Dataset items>
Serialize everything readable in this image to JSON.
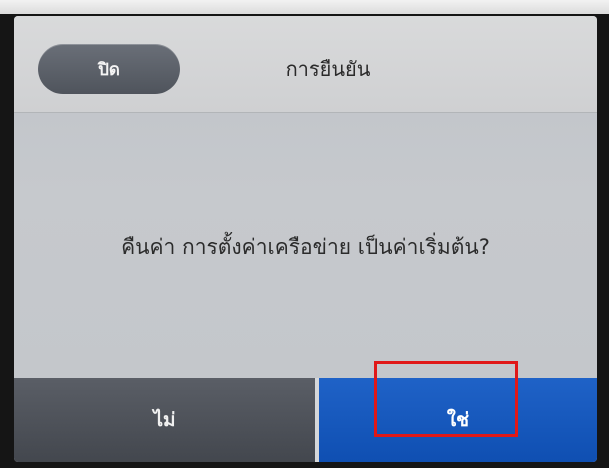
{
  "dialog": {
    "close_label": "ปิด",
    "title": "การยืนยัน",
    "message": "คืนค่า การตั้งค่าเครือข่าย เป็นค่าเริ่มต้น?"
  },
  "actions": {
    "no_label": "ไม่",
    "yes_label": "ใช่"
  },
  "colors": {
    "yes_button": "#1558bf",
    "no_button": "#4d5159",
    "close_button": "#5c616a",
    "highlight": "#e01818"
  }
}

WHAT IS NEEDED>
From the entries above, output every line exactly and omit any image.

SOLUTION TO THE EXERCISE>
Serialize everything readable in this image to JSON.
{
  "dialog": {
    "close_label": "ปิด",
    "title": "การยืนยัน",
    "message": "คืนค่า การตั้งค่าเครือข่าย เป็นค่าเริ่มต้น?"
  },
  "actions": {
    "no_label": "ไม่",
    "yes_label": "ใช่"
  },
  "colors": {
    "yes_button": "#1558bf",
    "no_button": "#4d5159",
    "close_button": "#5c616a",
    "highlight": "#e01818"
  }
}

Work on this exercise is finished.